╭─ Supplied material
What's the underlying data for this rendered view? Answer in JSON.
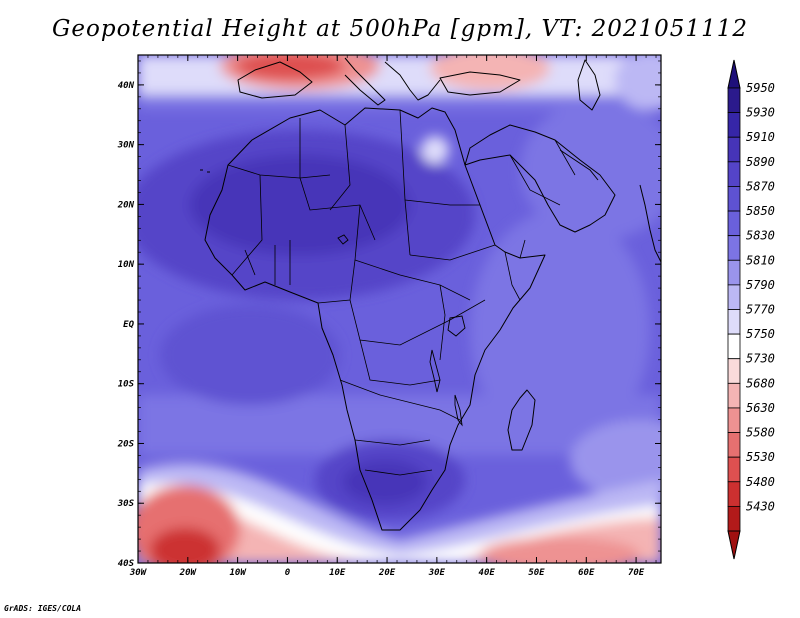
{
  "title": "Geopotential Height at 500hPa [gpm], VT: 2021051112",
  "credit": "GrADS: IGES/COLA",
  "map": {
    "lon_range": [
      -30,
      75
    ],
    "lat_range": [
      -40,
      45
    ],
    "lat_ticks": [
      {
        "value": 40,
        "label": "40N"
      },
      {
        "value": 30,
        "label": "30N"
      },
      {
        "value": 20,
        "label": "20N"
      },
      {
        "value": 10,
        "label": "10N"
      },
      {
        "value": 0,
        "label": "EQ"
      },
      {
        "value": -10,
        "label": "10S"
      },
      {
        "value": -20,
        "label": "20S"
      },
      {
        "value": -30,
        "label": "30S"
      },
      {
        "value": -40,
        "label": "40S"
      }
    ],
    "lon_ticks": [
      {
        "value": -30,
        "label": "30W"
      },
      {
        "value": -20,
        "label": "20W"
      },
      {
        "value": -10,
        "label": "10W"
      },
      {
        "value": 0,
        "label": "0"
      },
      {
        "value": 10,
        "label": "10E"
      },
      {
        "value": 20,
        "label": "20E"
      },
      {
        "value": 30,
        "label": "30E"
      },
      {
        "value": 40,
        "label": "40E"
      },
      {
        "value": 50,
        "label": "50E"
      },
      {
        "value": 60,
        "label": "60E"
      },
      {
        "value": 70,
        "label": "70E"
      }
    ]
  },
  "colorbar": {
    "levels": [
      {
        "value": "5950",
        "color": "#2b1a8c"
      },
      {
        "value": "5930",
        "color": "#3626a8"
      },
      {
        "value": "5910",
        "color": "#4634b8"
      },
      {
        "value": "5890",
        "color": "#5444c8"
      },
      {
        "value": "5870",
        "color": "#5e52d2"
      },
      {
        "value": "5850",
        "color": "#6a60dc"
      },
      {
        "value": "5830",
        "color": "#7c74e4"
      },
      {
        "value": "5810",
        "color": "#9a94ec"
      },
      {
        "value": "5790",
        "color": "#bcb8f4"
      },
      {
        "value": "5770",
        "color": "#dedcfa"
      },
      {
        "value": "5750",
        "color": "#ffffff"
      },
      {
        "value": "5730",
        "color": "#fadada"
      },
      {
        "value": "5680",
        "color": "#f4b4b4"
      },
      {
        "value": "5630",
        "color": "#ee9292"
      },
      {
        "value": "5580",
        "color": "#e67070"
      },
      {
        "value": "5530",
        "color": "#de5050"
      },
      {
        "value": "5480",
        "color": "#cc3030"
      },
      {
        "value": "5430",
        "color": "#b21a1a"
      }
    ],
    "end_colors": {
      "top": "#1e0f7a",
      "bottom": "#a01010"
    }
  }
}
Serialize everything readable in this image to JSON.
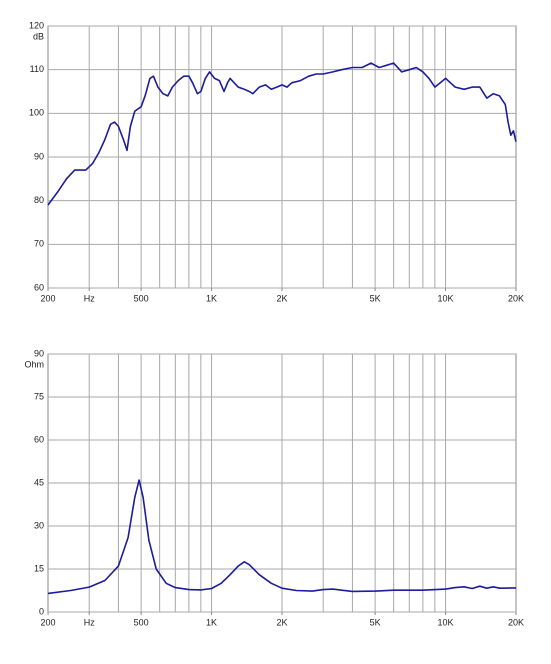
╰─
Stated exercise -> Which lines contain "this"? Copy each of them out.

Solved problem ->
What's the underlying data for this rendered view? Answer in JSON.
Serialize everything readable in this image to JSON.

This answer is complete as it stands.